* Task statement: For each of the records below, convert its lines into a JSON list of strings with one string per line, leaving out any blank lines.

Dataset records
..........

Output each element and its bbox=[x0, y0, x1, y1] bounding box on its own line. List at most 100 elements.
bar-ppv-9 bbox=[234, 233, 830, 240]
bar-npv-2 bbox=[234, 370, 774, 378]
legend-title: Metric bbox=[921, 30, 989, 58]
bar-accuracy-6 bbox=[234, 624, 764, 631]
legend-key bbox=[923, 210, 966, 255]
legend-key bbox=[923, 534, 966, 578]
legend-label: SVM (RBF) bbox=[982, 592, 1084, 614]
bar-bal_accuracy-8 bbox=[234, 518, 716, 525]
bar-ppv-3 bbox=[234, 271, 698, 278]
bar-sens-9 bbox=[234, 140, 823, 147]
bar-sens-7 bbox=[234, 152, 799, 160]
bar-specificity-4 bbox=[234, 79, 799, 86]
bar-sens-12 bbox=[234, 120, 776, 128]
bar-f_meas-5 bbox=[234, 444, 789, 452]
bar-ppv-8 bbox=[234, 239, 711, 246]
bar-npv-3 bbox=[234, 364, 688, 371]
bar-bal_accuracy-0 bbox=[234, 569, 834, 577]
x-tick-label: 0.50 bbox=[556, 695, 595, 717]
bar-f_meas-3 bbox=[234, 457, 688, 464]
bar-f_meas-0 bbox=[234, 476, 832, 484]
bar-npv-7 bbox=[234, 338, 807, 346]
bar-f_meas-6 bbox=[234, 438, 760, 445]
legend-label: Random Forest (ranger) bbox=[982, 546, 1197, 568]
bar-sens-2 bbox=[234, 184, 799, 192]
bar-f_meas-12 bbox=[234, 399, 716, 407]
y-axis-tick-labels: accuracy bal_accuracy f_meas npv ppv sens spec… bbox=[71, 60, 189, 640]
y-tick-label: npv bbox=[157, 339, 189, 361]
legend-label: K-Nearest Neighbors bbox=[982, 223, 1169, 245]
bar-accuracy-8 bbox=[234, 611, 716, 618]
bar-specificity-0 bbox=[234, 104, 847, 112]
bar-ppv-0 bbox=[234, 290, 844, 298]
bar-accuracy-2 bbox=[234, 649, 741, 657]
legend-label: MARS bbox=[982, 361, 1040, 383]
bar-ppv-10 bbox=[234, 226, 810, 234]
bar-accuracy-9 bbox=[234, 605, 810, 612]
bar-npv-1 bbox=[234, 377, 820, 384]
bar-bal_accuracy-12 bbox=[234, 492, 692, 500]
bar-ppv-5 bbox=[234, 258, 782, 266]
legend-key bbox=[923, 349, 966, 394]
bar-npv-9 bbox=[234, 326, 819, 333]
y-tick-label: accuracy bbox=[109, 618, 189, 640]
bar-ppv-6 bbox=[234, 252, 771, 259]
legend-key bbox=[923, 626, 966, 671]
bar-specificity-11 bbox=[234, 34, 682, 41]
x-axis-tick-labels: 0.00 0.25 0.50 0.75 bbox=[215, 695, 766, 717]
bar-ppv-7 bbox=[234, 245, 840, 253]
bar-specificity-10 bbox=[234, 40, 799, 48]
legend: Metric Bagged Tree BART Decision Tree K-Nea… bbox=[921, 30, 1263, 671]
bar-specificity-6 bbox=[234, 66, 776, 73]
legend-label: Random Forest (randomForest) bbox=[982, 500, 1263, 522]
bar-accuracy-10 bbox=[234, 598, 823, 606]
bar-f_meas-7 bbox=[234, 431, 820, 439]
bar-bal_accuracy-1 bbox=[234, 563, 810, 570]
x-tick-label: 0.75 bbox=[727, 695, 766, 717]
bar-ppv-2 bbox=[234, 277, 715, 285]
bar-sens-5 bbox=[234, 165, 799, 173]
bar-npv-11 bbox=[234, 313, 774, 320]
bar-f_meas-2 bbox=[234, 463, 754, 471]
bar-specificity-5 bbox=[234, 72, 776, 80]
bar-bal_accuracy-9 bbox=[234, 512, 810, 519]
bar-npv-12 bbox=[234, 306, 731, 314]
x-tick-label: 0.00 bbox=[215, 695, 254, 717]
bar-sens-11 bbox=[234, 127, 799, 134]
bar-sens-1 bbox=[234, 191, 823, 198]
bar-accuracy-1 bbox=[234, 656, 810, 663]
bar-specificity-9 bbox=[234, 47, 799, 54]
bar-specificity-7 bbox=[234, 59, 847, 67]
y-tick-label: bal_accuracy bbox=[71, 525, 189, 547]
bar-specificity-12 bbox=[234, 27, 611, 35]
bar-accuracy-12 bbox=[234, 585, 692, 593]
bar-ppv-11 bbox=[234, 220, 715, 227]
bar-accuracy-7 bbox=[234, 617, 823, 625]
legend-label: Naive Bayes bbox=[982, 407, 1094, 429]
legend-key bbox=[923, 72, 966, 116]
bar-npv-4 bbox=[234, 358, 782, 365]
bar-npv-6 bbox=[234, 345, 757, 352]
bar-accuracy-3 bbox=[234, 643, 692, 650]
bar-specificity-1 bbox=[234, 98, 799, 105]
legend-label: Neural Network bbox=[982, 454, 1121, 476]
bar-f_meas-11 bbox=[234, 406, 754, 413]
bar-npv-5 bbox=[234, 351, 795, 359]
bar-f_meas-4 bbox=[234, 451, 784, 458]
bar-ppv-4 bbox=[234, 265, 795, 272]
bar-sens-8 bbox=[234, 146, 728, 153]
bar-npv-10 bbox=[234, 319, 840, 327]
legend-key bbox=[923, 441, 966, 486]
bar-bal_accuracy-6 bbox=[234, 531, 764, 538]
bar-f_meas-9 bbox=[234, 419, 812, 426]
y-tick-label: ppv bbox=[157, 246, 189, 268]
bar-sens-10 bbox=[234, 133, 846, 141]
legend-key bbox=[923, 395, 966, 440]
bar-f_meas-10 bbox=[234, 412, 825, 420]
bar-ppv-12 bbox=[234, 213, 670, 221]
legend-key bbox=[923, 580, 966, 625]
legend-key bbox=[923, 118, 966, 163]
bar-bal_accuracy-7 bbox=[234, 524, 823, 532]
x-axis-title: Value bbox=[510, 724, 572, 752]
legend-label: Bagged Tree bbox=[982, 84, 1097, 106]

..........

* Written response:
[
  "Output each element and its bbox=[x0, y0, x1, y1] bounding box on its own line. List at most 100 elements.",
  "bar-ppv-9 bbox=[234, 233, 830, 240]",
  "bar-npv-2 bbox=[234, 370, 774, 378]",
  "legend-title: Metric bbox=[921, 30, 989, 58]",
  "bar-accuracy-6 bbox=[234, 624, 764, 631]",
  "legend-key bbox=[923, 210, 966, 255]",
  "legend-key bbox=[923, 534, 966, 578]",
  "legend-label: SVM (RBF) bbox=[982, 592, 1084, 614]",
  "bar-bal_accuracy-8 bbox=[234, 518, 716, 525]",
  "bar-ppv-3 bbox=[234, 271, 698, 278]",
  "bar-sens-9 bbox=[234, 140, 823, 147]",
  "bar-sens-7 bbox=[234, 152, 799, 160]",
  "bar-specificity-4 bbox=[234, 79, 799, 86]",
  "bar-sens-12 bbox=[234, 120, 776, 128]",
  "bar-f_meas-5 bbox=[234, 444, 789, 452]",
  "bar-ppv-8 bbox=[234, 239, 711, 246]",
  "bar-npv-3 bbox=[234, 364, 688, 371]",
  "bar-bal_accuracy-0 bbox=[234, 569, 834, 577]",
  "x-tick-label: 0.50 bbox=[556, 695, 595, 717]",
  "bar-f_meas-3 bbox=[234, 457, 688, 464]",
  "bar-f_meas-0 bbox=[234, 476, 832, 484]",
  "bar-npv-7 bbox=[234, 338, 807, 346]",
  "bar-f_meas-6 bbox=[234, 438, 760, 445]",
  "legend-label: Random Forest (ranger) bbox=[982, 546, 1197, 568]",
  "bar-sens-2 bbox=[234, 184, 799, 192]",
  "bar-f_meas-12 bbox=[234, 399, 716, 407]",
  "y-axis-tick-labels: accuracy bal_accuracy f_meas npv ppv sens spec… bbox=[71, 60, 189, 640]",
  "y-tick-label: npv bbox=[157, 339, 189, 361]",
  "legend-label: K-Nearest Neighbors bbox=[982, 223, 1169, 245]",
  "bar-accuracy-8 bbox=[234, 611, 716, 618]",
  "bar-specificity-0 bbox=[234, 104, 847, 112]",
  "bar-ppv-0 bbox=[234, 290, 844, 298]",
  "bar-accuracy-2 bbox=[234, 649, 741, 657]",
  "legend-label: MARS bbox=[982, 361, 1040, 383]",
  "bar-ppv-10 bbox=[234, 226, 810, 234]",
  "bar-accuracy-9 bbox=[234, 605, 810, 612]",
  "bar-npv-1 bbox=[234, 377, 820, 384]",
  "bar-bal_accuracy-12 bbox=[234, 492, 692, 500]",
  "bar-ppv-5 bbox=[234, 258, 782, 266]",
  "legend-key bbox=[923, 349, 966, 394]",
  "bar-npv-9 bbox=[234, 326, 819, 333]",
  "y-tick-label: accuracy bbox=[109, 618, 189, 640]",
  "bar-ppv-6 bbox=[234, 252, 771, 259]",
  "legend-key bbox=[923, 626, 966, 671]",
  "bar-specificity-11 bbox=[234, 34, 682, 41]",
  "x-axis-tick-labels: 0.00 0.25 0.50 0.75 bbox=[215, 695, 766, 717]",
  "bar-ppv-7 bbox=[234, 245, 840, 253]",
  "bar-specificity-10 bbox=[234, 40, 799, 48]",
  "legend: Metric Bagged Tree BART Decision Tree K-Nea… bbox=[921, 30, 1263, 671]",
  "bar-specificity-6 bbox=[234, 66, 776, 73]",
  "legend-label: Random Forest (randomForest) bbox=[982, 500, 1263, 522]",
  "bar-accuracy-10 bbox=[234, 598, 823, 606]",
  "bar-f_meas-7 bbox=[234, 431, 820, 439]",
  "bar-bal_accuracy-1 bbox=[234, 563, 810, 570]",
  "x-tick-label: 0.75 bbox=[727, 695, 766, 717]",
  "bar-ppv-2 bbox=[234, 277, 715, 285]",
  "bar-sens-5 bbox=[234, 165, 799, 173]",
  "bar-npv-11 bbox=[234, 313, 774, 320]",
  "bar-f_meas-2 bbox=[234, 463, 754, 471]",
  "bar-specificity-5 bbox=[234, 72, 776, 80]",
  "bar-bal_accuracy-9 bbox=[234, 512, 810, 519]",
  "bar-npv-12 bbox=[234, 306, 731, 314]",
  "x-tick-label: 0.00 bbox=[215, 695, 254, 717]",
  "bar-sens-11 bbox=[234, 127, 799, 134]",
  "bar-sens-1 bbox=[234, 191, 823, 198]",
  "bar-accuracy-1 bbox=[234, 656, 810, 663]",
  "bar-specificity-9 bbox=[234, 47, 799, 54]",
  "bar-specificity-7 bbox=[234, 59, 847, 67]",
  "y-tick-label: bal_accuracy bbox=[71, 525, 189, 547]",
  "bar-specificity-12 bbox=[234, 27, 611, 35]",
  "bar-accuracy-12 bbox=[234, 585, 692, 593]",
  "bar-ppv-11 bbox=[234, 220, 715, 227]",
  "bar-accuracy-7 bbox=[234, 617, 823, 625]",
  "legend-label: Naive Bayes bbox=[982, 407, 1094, 429]",
  "legend-key bbox=[923, 72, 966, 116]",
  "bar-npv-4 bbox=[234, 358, 782, 365]",
  "bar-npv-6 bbox=[234, 345, 757, 352]",
  "bar-accuracy-3 bbox=[234, 643, 692, 650]",
  "bar-specificity-1 bbox=[234, 98, 799, 105]",
  "legend-label: Neural Network bbox=[982, 454, 1121, 476]",
  "bar-f_meas-11 bbox=[234, 406, 754, 413]",
  "bar-npv-5 bbox=[234, 351, 795, 359]",
  "bar-f_meas-4 bbox=[234, 451, 784, 458]",
  "bar-ppv-4 bbox=[234, 265, 795, 272]",
  "bar-sens-8 bbox=[234, 146, 728, 153]",
  "bar-npv-10 bbox=[234, 319, 840, 327]",
  "legend-key bbox=[923, 441, 966, 486]",
  "bar-bal_accuracy-6 bbox=[234, 531, 764, 538]",
  "bar-f_meas-9 bbox=[234, 419, 812, 426]",
  "y-tick-label: ppv bbox=[157, 246, 189, 268]",
  "bar-sens-10 bbox=[234, 133, 846, 141]",
  "legend-key bbox=[923, 395, 966, 440]",
  "bar-f_meas-10 bbox=[234, 412, 825, 420]",
  "bar-ppv-12 bbox=[234, 213, 670, 221]",
  "legend-key bbox=[923, 580, 966, 625]",
  "legend-key bbox=[923, 118, 966, 163]",
  "bar-bal_accuracy-7 bbox=[234, 524, 823, 532]",
  "x-axis-title: Value bbox=[510, 724, 572, 752]",
  "legend-label: Bagged Tree bbox=[982, 84, 1097, 106]"
]